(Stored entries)
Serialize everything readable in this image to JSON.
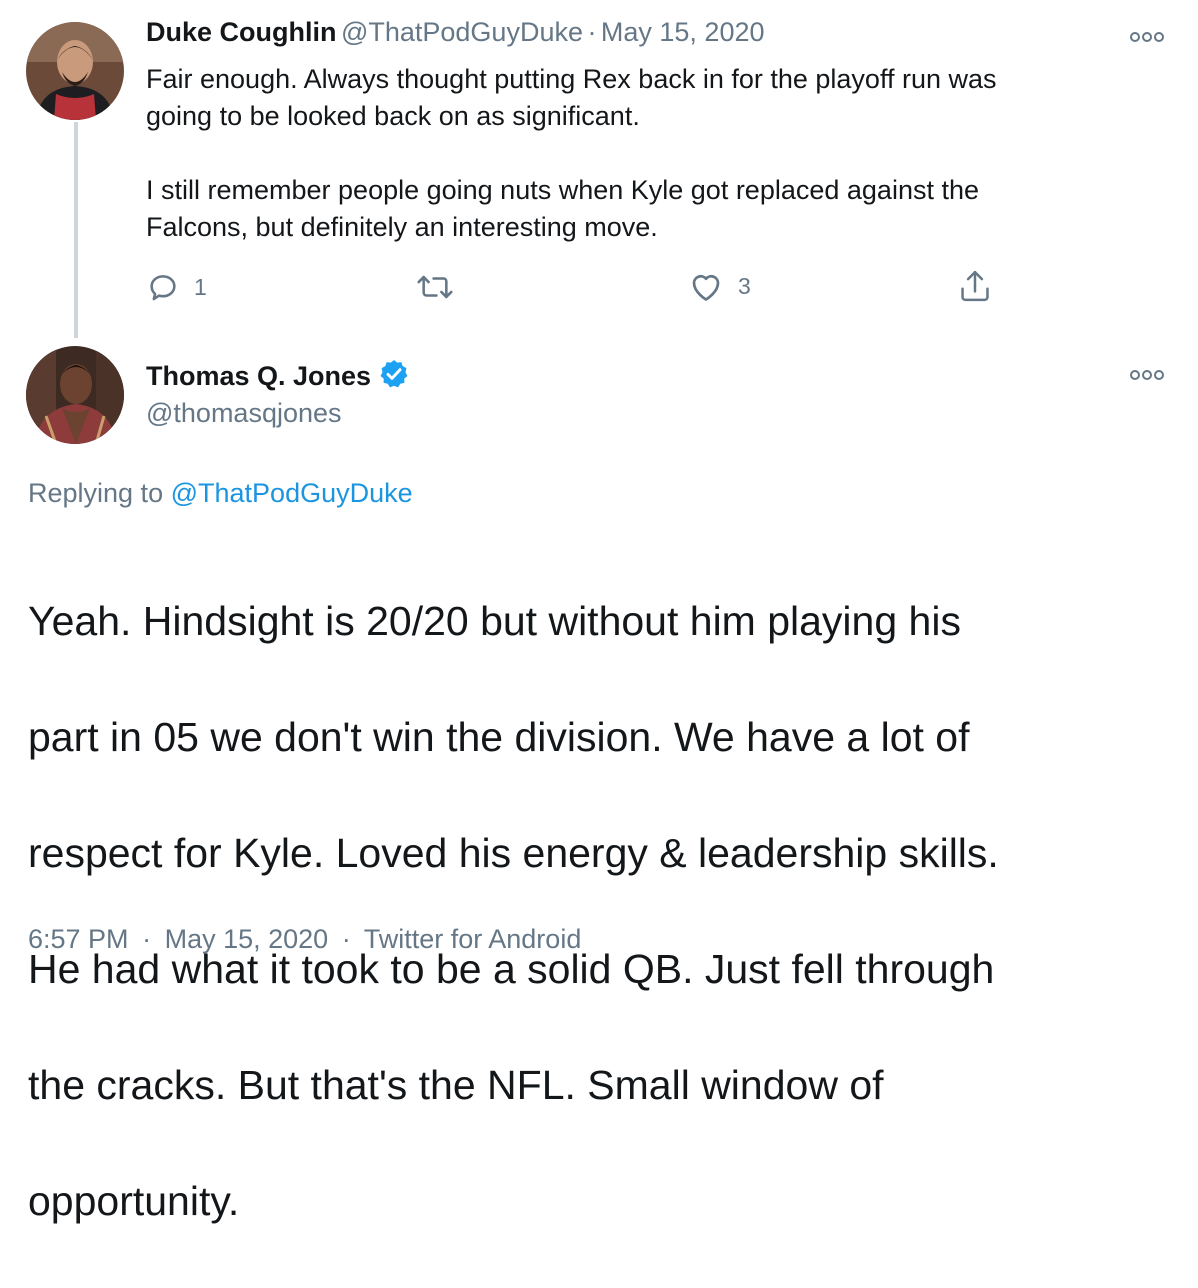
{
  "first_tweet": {
    "display_name": "Duke Coughlin",
    "handle": "@ThatPodGuyDuke",
    "separator": "·",
    "date": "May 15, 2020",
    "text": "Fair enough. Always thought putting Rex back in for the playoff run was going to be looked back on as significant.\n\nI still remember people going nuts when Kyle got replaced against the Falcons, but definitely an interesting move.",
    "line1": "Fair enough. Always thought putting Rex back in for the playoff run was",
    "line2": "going to be looked back on as significant.",
    "line3": "I still remember people going nuts when Kyle got replaced against the",
    "line4": "Falcons, but definitely an interesting move.",
    "reply_count": "1",
    "retweet_count": "",
    "like_count": "3",
    "icons": [
      "reply-icon",
      "retweet-icon",
      "like-icon",
      "share-icon",
      "more-icon"
    ]
  },
  "main_tweet": {
    "display_name": "Thomas Q. Jones",
    "verified": true,
    "handle": "@thomasqjones",
    "replying_prefix": "Replying to",
    "replying_handle": "@ThatPodGuyDuke",
    "text_lines": [
      "Yeah. Hindsight is 20/20 but without him playing his",
      "part in 05 we don't win the division. We have a lot of",
      "respect for Kyle. Loved his energy & leadership skills.",
      "He had what it took to be a solid QB. Just fell through",
      "the cracks. But that's the NFL. Small window of",
      "opportunity."
    ],
    "time": "6:57 PM",
    "separator1": "·",
    "date": "May 15, 2020",
    "separator2": "·",
    "source": "Twitter for Android"
  },
  "colors": {
    "text": "#14171a",
    "muted": "#657786",
    "link": "#1b95e0",
    "verified": "#1da1f2",
    "thread_line": "#ccd6dd"
  }
}
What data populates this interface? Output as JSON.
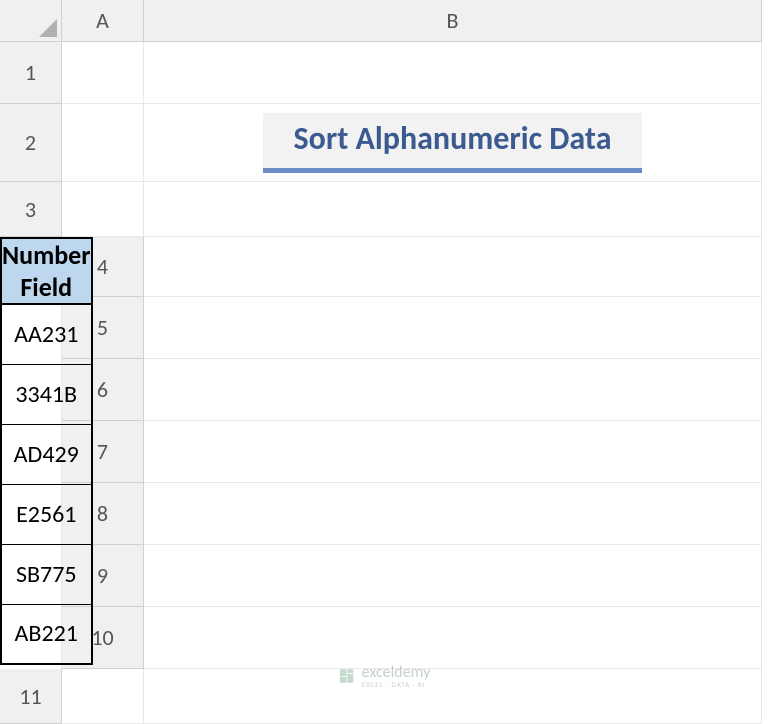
{
  "columns": [
    "A",
    "B"
  ],
  "rows": [
    "1",
    "2",
    "3",
    "4",
    "5",
    "6",
    "7",
    "8",
    "9",
    "10",
    "11"
  ],
  "title": "Sort Alphanumeric Data",
  "table": {
    "header": "Number Field",
    "data": [
      "AA231",
      "3341B",
      "AD429",
      "E2561",
      "SB775",
      "AB221"
    ]
  },
  "watermark": {
    "name": "exceldemy",
    "tagline": "EXCEL · DATA · BI"
  },
  "chart_data": {
    "type": "table",
    "title": "Sort Alphanumeric Data",
    "columns": [
      "Number Field"
    ],
    "rows": [
      [
        "AA231"
      ],
      [
        "3341B"
      ],
      [
        "AD429"
      ],
      [
        "E2561"
      ],
      [
        "SB775"
      ],
      [
        "AB221"
      ]
    ]
  }
}
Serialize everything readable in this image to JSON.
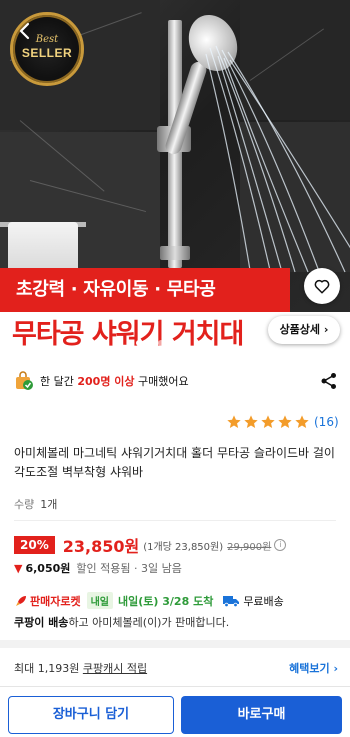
{
  "hero": {
    "badge_top": "Best",
    "badge_main": "SELLER",
    "headline_top": "초강력 · 자유이동 · 무타공",
    "headline_main": "무타공 샤워기 거치대",
    "detail_button": "상품상세",
    "slide_count": 5,
    "active_slide": 1,
    "colors": {
      "band_red": "#e2211c"
    }
  },
  "purchase_stats": {
    "prefix": "한 달간",
    "count": "200명 이상",
    "suffix": "구매했어요"
  },
  "rating": {
    "stars": 5,
    "count": "(16)"
  },
  "product": {
    "title": "아미체볼레 마그네틱 샤워기거치대 홀더 무타공 슬라이드바 걸이 각도조절 벽부착형 샤워바",
    "quantity_label": "수량",
    "quantity_value": "1개"
  },
  "price": {
    "discount": "20%",
    "sale": "23,850원",
    "unit_price": "(1개당 23,850원)",
    "original": "29,900원",
    "info_glyph": "i",
    "savings_amount": "6,050원",
    "savings_note": "할인 적용됨 · 3일 남음",
    "colors": {
      "sale": "#e2211c",
      "link": "#1a73d9",
      "primary": "#1a5fd6"
    }
  },
  "delivery": {
    "rocket_label": "판매자로켓",
    "tomorrow_tag": "내일",
    "arrival": "내일(토) 3/28 도착",
    "free_shipping": "무료배송",
    "seller_bold": "쿠팡이 배송",
    "seller_rest": "하고 아미체볼레(이)가 판매합니다."
  },
  "cash": {
    "prefix": "최대 1,193원",
    "link": "쿠팡캐시 적립",
    "benefits": "혜택보기 ›"
  },
  "actions": {
    "cart": "장바구니 담기",
    "buy": "바로구매"
  },
  "icons": [
    "back-icon",
    "heart-icon",
    "shopping-bag-icon",
    "share-icon",
    "star-icon",
    "rocket-icon",
    "truck-icon",
    "info-icon",
    "arrow-down-icon"
  ]
}
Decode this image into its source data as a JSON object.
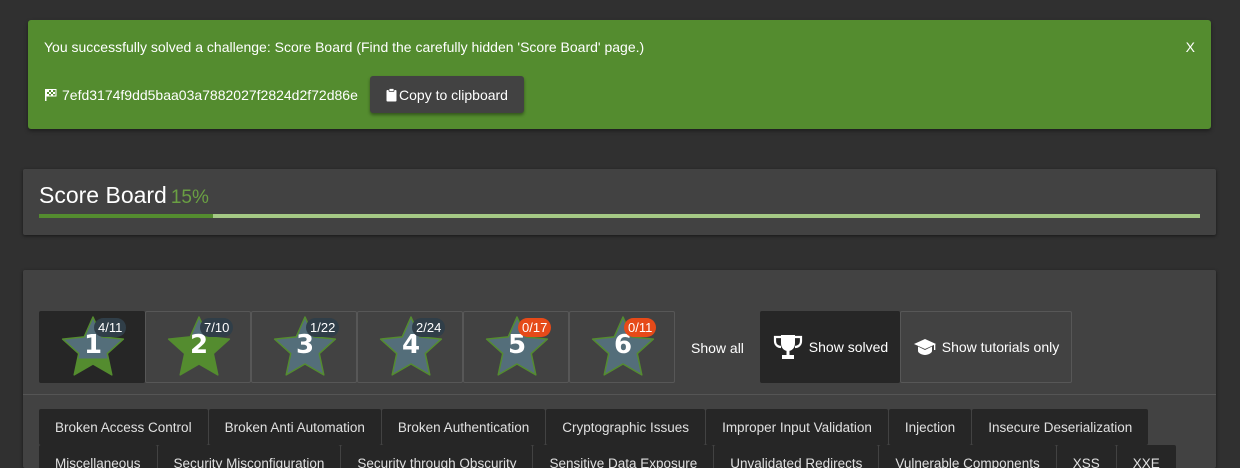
{
  "notification": {
    "message": "You successfully solved a challenge: Score Board (Find the carefully hidden 'Score Board' page.)",
    "close_label": "X",
    "flag_icon": "flag-icon",
    "flag_code": "7efd3174f9dd5baa03a7882027f2824d2f72d86e",
    "copy_label": "Copy to clipboard",
    "copy_icon": "clipboard-icon"
  },
  "score_board": {
    "title": "Score Board",
    "percent_text": "15%",
    "progress": 0.15,
    "color_solved": "#548c2f",
    "color_track": "#a5c985"
  },
  "difficulty_filters": [
    {
      "level": "1",
      "badge": "4/11",
      "progress": 0.36,
      "badge_color": "#303e48",
      "active": true
    },
    {
      "level": "2",
      "badge": "7/10",
      "progress": 0.7,
      "badge_color": "#303e48",
      "active": false
    },
    {
      "level": "3",
      "badge": "1/22",
      "progress": 0.05,
      "badge_color": "#303e48",
      "active": false
    },
    {
      "level": "4",
      "badge": "2/24",
      "progress": 0.08,
      "badge_color": "#303e48",
      "active": false
    },
    {
      "level": "5",
      "badge": "0/17",
      "progress": 0.0,
      "badge_color": "#e64a19",
      "active": false
    },
    {
      "level": "6",
      "badge": "0/11",
      "progress": 0.0,
      "badge_color": "#e64a19",
      "active": false
    }
  ],
  "toggles": {
    "show_all": "Show all",
    "show_solved": "Show solved",
    "show_solved_icon": "trophy-icon",
    "show_tutorials": "Show tutorials only",
    "show_tutorials_icon": "graduation-cap-icon"
  },
  "categories_row1": [
    "Broken Access Control",
    "Broken Anti Automation",
    "Broken Authentication",
    "Cryptographic Issues",
    "Improper Input Validation",
    "Injection",
    "Insecure Deserialization"
  ],
  "categories_row2": [
    "Miscellaneous",
    "Security Misconfiguration",
    "Security through Obscurity",
    "Sensitive Data Exposure",
    "Unvalidated Redirects",
    "Vulnerable Components",
    "XSS",
    "XXE"
  ]
}
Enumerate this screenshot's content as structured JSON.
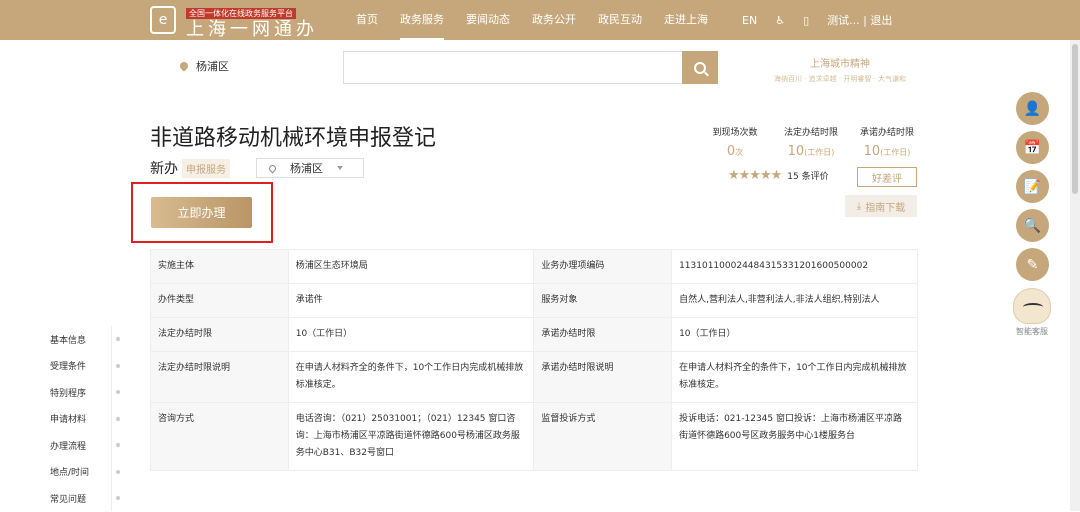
{
  "header": {
    "logo_tag": "全国一体化在线政务服务平台",
    "logo_title": "上海一网通办",
    "nav": [
      "首页",
      "政务服务",
      "要闻动态",
      "政务公开",
      "政民互动",
      "走进上海"
    ],
    "nav_active": "政务服务",
    "lang": "EN",
    "user": "测试... | 退出"
  },
  "search": {
    "district": "杨浦区",
    "placeholder": ""
  },
  "spirit": {
    "title": "上海城市精神",
    "sub": "海纳百川 · 追求卓越 · 开明睿智 · 大气谦和"
  },
  "service": {
    "title": "非道路移动机械环境申报登记",
    "type_label": "新办",
    "tag": "申报服务",
    "district": "杨浦区",
    "apply_button": "立即办理",
    "stats": [
      {
        "label": "到现场次数",
        "value": "0",
        "unit": "次"
      },
      {
        "label": "法定办结时限",
        "value": "10",
        "unit": "(工作日)"
      },
      {
        "label": "承诺办结时限",
        "value": "10",
        "unit": "(工作日)"
      }
    ],
    "stars": "★★★★★",
    "review_count": "15 条评价",
    "review_button": "好差评",
    "guide_button": "指南下载"
  },
  "info_table": [
    {
      "k1": "实施主体",
      "v1": "杨浦区生态环境局",
      "k2": "业务办理项编码",
      "v2": "11310110002448431533120160050000​2"
    },
    {
      "k1": "办件类型",
      "v1": "承诺件",
      "k2": "服务对象",
      "v2": "自然人,营利法人,非营利法人,非法人组织,特别法人"
    },
    {
      "k1": "法定办结时限",
      "v1": "10（工作日）",
      "k2": "承诺办结时限",
      "v2": "10（工作日）"
    },
    {
      "k1": "法定办结时限说明",
      "v1": "在申请人材料齐全的条件下，10个工作日内完成机械排放标准核定。",
      "k2": "承诺办结时限说明",
      "v2": "在申请人材料齐全的条件下，10个工作日内完成机械排放标准核定。"
    },
    {
      "k1": "咨询方式",
      "v1": "电话咨询：（021）25031001；（021）12345 窗口咨询：上海市杨浦区平凉路街道怀德路600号杨浦区政务服务中心B31、B32号窗口",
      "k2": "监督投诉方式",
      "v2": "投诉电话：021-12345 窗口投诉：上海市杨浦区平凉路街道怀德路600号区政务服务中心1楼服务台"
    }
  ],
  "side_nav": [
    "基本信息",
    "受理条件",
    "特别程序",
    "申请材料",
    "办理流程",
    "地点/时间",
    "常见问题"
  ],
  "float_bar": {
    "robot_label": "智能客服"
  }
}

The exercise: Report how many lines of the listing hold the word "playoff", with nothing but the number.

Solution to the exercise: 2